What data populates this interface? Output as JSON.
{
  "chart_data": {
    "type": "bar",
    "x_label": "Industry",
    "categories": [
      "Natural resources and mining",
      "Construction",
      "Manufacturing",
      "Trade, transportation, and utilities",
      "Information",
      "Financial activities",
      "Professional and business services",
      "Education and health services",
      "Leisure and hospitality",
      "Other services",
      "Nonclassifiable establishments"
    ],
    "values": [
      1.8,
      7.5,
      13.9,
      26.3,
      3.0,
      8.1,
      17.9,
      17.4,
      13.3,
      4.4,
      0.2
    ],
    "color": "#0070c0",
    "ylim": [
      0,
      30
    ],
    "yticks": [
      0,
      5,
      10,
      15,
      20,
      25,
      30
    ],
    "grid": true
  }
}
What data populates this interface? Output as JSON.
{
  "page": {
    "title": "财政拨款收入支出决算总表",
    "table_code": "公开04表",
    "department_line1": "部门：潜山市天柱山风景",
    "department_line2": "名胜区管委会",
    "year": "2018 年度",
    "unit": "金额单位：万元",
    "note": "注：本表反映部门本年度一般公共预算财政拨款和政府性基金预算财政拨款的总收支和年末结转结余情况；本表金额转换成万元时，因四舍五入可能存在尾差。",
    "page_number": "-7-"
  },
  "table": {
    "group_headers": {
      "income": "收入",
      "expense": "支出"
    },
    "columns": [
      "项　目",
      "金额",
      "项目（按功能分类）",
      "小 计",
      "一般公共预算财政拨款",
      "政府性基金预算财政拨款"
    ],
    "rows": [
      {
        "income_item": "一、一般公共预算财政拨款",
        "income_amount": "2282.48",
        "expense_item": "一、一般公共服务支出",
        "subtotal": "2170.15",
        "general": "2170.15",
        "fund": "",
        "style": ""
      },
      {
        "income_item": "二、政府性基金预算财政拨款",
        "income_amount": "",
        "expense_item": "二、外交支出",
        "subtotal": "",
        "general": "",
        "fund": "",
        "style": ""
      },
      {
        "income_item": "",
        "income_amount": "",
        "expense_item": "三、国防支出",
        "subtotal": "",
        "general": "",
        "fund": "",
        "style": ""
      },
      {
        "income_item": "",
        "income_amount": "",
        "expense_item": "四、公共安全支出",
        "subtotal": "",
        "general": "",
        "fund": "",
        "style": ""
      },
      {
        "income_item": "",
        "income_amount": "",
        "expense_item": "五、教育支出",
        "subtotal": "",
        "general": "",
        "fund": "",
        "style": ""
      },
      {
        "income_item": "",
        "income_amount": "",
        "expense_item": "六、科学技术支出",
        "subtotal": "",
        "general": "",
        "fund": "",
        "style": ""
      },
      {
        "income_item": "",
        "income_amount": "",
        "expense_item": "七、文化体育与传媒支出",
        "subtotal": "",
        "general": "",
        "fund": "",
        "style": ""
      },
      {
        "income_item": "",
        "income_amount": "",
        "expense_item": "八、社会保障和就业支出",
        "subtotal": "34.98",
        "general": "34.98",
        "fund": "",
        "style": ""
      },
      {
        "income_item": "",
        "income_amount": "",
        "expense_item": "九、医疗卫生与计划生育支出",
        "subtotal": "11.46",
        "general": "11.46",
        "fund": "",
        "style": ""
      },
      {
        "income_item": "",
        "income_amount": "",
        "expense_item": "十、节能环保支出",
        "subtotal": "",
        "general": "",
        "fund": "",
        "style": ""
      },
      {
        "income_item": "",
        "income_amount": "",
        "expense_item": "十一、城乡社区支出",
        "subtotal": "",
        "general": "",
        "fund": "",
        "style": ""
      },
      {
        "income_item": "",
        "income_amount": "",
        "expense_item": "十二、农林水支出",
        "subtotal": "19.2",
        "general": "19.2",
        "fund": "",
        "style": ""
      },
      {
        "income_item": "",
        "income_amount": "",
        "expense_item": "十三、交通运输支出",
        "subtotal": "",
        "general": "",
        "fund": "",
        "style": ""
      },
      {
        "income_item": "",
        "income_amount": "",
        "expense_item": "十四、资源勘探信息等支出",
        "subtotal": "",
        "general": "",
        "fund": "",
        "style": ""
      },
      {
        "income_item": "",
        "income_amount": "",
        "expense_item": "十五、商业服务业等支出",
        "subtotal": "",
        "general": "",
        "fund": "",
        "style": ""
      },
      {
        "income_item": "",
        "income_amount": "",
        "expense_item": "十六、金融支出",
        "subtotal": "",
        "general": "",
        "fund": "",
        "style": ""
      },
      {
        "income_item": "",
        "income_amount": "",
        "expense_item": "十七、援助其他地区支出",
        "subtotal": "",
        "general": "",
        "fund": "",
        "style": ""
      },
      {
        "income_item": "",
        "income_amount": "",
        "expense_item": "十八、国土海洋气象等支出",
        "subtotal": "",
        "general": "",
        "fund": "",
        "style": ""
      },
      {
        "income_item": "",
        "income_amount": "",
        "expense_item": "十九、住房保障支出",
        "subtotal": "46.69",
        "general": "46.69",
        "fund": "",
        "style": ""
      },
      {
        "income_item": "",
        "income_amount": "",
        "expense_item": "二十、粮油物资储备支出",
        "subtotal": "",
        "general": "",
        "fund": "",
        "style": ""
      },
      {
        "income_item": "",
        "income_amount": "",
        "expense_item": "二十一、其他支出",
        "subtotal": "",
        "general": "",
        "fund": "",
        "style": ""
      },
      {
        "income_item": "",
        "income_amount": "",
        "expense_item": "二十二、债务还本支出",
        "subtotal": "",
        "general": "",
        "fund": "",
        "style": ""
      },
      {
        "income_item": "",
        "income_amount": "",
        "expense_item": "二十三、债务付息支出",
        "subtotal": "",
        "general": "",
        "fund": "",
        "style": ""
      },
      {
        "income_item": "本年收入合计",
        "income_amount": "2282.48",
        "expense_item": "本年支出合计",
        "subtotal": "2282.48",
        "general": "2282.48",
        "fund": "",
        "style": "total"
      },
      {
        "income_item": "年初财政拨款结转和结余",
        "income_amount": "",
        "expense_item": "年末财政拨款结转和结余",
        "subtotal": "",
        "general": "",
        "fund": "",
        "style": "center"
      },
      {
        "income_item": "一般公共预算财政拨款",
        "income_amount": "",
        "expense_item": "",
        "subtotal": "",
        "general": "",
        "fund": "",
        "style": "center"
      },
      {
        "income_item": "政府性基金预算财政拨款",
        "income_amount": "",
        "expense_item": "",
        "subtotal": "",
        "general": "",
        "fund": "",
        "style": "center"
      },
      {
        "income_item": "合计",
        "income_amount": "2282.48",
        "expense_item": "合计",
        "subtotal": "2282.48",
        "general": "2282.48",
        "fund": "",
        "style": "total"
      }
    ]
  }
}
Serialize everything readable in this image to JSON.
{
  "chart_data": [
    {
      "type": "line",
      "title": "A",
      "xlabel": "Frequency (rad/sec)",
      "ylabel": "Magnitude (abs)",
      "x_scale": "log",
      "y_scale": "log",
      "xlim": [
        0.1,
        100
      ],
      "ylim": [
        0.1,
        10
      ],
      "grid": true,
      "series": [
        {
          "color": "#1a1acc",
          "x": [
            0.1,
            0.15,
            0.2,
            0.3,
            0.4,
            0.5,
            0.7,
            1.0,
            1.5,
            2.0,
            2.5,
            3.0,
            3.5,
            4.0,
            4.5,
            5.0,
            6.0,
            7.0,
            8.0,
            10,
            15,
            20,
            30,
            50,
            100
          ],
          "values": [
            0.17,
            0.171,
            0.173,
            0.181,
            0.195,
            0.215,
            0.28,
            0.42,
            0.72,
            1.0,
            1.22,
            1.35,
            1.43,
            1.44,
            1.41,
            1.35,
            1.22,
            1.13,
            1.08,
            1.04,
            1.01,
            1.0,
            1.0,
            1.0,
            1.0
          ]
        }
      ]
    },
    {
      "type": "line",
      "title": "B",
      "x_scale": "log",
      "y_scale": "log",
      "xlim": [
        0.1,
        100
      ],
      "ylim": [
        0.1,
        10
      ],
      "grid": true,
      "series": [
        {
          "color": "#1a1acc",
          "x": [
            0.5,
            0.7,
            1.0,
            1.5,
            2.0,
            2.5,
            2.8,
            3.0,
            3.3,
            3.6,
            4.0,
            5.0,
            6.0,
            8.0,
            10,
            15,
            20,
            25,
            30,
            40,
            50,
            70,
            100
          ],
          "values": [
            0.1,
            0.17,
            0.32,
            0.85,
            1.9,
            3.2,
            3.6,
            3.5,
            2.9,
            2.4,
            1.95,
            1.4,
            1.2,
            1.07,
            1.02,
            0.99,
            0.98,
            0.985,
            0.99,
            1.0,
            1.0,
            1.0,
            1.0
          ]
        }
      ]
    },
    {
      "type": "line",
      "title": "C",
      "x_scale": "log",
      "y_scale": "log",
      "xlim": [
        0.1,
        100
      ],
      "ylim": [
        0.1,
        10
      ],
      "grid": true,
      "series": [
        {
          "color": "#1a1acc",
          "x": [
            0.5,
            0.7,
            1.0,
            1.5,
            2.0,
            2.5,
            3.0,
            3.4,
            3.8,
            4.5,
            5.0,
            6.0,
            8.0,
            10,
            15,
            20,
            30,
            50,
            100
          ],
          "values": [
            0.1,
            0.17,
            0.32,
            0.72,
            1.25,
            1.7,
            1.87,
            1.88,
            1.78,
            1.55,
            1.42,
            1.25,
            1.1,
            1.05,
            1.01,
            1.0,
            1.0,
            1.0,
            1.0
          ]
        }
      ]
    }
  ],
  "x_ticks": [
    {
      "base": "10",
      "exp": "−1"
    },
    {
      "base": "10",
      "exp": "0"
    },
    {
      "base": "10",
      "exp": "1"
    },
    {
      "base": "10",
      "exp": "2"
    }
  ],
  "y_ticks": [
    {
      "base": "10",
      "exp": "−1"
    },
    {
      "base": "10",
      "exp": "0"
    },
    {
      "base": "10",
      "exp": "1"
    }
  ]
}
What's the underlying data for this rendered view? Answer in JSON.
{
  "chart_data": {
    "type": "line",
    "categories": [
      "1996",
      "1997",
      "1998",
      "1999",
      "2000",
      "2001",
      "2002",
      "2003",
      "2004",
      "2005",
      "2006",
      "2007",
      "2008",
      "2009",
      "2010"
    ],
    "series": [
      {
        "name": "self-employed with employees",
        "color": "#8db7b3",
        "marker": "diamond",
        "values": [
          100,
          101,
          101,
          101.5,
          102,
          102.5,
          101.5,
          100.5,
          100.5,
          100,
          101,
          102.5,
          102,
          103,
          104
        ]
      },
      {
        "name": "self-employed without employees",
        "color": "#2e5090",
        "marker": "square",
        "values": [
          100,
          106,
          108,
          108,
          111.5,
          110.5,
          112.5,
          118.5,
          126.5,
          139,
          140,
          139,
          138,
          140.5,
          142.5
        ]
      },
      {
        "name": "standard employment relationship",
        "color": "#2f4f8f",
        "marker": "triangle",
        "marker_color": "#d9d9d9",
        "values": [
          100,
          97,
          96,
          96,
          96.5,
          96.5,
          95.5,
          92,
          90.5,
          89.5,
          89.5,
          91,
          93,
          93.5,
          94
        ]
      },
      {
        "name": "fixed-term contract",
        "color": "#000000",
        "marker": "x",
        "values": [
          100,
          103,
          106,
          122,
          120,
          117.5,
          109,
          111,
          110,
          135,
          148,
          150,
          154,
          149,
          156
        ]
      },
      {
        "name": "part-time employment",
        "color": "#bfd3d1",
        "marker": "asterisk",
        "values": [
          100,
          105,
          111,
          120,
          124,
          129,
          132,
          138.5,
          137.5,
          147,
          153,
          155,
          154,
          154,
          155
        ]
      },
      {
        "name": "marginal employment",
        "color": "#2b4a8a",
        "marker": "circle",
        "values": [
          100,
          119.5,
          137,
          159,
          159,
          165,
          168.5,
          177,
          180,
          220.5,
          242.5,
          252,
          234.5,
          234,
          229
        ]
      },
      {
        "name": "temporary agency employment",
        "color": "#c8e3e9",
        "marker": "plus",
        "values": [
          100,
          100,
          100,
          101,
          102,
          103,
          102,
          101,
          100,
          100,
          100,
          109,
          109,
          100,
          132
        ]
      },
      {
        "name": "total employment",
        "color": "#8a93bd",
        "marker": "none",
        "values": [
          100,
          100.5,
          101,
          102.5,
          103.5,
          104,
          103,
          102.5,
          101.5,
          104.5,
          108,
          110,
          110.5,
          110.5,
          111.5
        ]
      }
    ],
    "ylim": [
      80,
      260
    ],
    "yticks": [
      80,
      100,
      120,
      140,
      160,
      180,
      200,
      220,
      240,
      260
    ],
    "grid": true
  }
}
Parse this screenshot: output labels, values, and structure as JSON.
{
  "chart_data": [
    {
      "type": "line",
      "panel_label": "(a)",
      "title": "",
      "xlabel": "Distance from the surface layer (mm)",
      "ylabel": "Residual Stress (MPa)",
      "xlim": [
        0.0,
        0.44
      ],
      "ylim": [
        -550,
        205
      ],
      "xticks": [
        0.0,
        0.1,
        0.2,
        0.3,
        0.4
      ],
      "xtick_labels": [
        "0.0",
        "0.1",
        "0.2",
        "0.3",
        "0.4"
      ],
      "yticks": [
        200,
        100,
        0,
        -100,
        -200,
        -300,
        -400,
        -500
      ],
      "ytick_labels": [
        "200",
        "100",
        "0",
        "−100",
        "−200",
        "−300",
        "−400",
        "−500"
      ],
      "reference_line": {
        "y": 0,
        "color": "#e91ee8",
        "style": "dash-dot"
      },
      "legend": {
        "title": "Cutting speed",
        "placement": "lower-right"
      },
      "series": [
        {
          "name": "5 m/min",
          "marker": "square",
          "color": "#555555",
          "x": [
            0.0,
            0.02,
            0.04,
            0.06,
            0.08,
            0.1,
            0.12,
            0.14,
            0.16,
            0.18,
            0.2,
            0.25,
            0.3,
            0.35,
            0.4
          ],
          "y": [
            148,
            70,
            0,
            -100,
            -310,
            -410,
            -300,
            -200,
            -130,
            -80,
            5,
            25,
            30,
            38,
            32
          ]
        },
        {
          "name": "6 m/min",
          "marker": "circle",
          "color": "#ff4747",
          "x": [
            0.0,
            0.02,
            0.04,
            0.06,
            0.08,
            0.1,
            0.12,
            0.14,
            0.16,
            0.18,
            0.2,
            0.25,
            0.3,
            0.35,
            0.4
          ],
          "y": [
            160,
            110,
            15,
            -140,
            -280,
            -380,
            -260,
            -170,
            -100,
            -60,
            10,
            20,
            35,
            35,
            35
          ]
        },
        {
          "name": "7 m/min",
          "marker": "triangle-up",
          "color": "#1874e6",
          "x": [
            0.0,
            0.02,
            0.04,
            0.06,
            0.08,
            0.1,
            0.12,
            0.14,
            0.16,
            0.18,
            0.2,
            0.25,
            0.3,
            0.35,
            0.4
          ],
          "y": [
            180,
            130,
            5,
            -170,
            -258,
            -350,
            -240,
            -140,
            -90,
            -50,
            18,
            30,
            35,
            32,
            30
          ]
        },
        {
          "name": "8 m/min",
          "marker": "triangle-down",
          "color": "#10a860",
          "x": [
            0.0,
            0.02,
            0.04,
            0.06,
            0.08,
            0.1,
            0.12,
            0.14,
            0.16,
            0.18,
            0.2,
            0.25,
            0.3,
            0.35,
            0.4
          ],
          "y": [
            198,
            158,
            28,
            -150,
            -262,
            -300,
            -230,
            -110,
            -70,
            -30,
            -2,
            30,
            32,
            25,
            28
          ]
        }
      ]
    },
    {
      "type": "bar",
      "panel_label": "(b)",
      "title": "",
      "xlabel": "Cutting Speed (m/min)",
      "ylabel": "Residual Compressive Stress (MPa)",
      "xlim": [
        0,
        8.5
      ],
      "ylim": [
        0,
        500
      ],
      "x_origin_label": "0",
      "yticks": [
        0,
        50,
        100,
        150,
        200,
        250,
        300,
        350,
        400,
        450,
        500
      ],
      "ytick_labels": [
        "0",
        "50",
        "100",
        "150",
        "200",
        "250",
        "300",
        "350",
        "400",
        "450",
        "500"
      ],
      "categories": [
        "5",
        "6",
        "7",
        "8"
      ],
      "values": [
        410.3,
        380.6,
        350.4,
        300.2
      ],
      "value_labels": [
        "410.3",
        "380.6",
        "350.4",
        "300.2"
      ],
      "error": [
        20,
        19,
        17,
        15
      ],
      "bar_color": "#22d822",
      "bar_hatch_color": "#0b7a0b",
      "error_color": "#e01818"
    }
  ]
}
——————
GIVEN REQUEST: Of the lines in the data above, how many contain the word "employment"? Give only that figure.

TASK RESPONSE: 5